The problem –
Among the entries below, count the lines where the string "Drawer" occurs, and give only the number.

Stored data
—————

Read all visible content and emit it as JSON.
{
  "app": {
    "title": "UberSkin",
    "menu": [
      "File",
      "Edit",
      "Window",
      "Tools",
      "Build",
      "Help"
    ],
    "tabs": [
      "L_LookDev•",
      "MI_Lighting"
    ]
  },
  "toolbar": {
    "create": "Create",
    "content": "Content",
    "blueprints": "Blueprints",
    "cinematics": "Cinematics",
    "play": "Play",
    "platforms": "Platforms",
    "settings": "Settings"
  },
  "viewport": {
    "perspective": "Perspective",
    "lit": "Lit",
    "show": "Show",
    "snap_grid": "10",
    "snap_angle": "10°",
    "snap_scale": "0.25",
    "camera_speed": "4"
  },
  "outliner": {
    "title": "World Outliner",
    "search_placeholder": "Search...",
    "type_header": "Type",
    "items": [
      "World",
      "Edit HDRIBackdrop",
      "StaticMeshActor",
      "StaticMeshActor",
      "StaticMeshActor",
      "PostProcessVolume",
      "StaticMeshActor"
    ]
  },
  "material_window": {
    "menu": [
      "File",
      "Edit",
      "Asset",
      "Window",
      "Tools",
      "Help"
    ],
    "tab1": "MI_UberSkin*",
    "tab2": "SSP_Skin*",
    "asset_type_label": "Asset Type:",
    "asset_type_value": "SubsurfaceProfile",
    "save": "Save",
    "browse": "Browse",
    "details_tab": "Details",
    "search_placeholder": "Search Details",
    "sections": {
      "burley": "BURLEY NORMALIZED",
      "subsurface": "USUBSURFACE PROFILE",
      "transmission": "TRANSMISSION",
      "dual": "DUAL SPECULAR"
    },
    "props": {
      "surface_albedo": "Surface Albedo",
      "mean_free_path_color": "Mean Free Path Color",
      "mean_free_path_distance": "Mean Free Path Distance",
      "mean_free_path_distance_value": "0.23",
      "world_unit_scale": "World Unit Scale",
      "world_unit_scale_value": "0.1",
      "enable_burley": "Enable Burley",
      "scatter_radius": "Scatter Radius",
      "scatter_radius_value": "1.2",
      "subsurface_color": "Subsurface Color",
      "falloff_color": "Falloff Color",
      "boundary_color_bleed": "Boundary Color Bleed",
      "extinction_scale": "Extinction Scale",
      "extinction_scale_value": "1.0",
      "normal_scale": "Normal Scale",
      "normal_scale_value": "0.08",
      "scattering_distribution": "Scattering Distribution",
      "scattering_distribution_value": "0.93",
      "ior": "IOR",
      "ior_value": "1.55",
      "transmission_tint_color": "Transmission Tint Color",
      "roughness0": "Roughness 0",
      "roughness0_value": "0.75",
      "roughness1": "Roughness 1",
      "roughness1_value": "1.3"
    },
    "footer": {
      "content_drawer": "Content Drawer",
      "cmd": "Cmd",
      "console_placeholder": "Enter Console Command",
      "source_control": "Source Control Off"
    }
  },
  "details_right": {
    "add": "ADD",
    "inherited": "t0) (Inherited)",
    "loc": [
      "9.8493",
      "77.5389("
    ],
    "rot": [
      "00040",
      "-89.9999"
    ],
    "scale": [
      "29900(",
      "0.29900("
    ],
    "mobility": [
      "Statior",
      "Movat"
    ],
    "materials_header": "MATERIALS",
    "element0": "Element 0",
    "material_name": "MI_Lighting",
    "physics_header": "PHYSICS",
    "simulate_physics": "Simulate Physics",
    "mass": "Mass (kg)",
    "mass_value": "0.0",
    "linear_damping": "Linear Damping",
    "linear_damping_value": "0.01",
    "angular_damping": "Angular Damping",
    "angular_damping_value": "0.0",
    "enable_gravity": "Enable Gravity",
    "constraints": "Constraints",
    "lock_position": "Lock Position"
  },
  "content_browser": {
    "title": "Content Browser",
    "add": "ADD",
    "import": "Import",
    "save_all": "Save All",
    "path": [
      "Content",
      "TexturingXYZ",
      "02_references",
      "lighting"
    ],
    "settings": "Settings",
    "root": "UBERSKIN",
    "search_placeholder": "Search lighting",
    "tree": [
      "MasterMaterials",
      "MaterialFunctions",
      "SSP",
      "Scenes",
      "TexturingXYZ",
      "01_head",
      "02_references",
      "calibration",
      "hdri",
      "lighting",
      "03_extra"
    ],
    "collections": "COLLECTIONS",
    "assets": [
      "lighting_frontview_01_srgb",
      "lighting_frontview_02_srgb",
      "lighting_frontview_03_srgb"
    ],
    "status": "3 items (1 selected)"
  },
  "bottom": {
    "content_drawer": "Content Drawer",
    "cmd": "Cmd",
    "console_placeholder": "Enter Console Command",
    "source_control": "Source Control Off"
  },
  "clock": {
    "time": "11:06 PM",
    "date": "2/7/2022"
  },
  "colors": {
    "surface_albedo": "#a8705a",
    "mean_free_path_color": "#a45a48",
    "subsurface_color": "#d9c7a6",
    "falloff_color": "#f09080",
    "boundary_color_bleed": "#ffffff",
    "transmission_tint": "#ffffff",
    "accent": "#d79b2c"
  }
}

—————

Solution for this problem –
2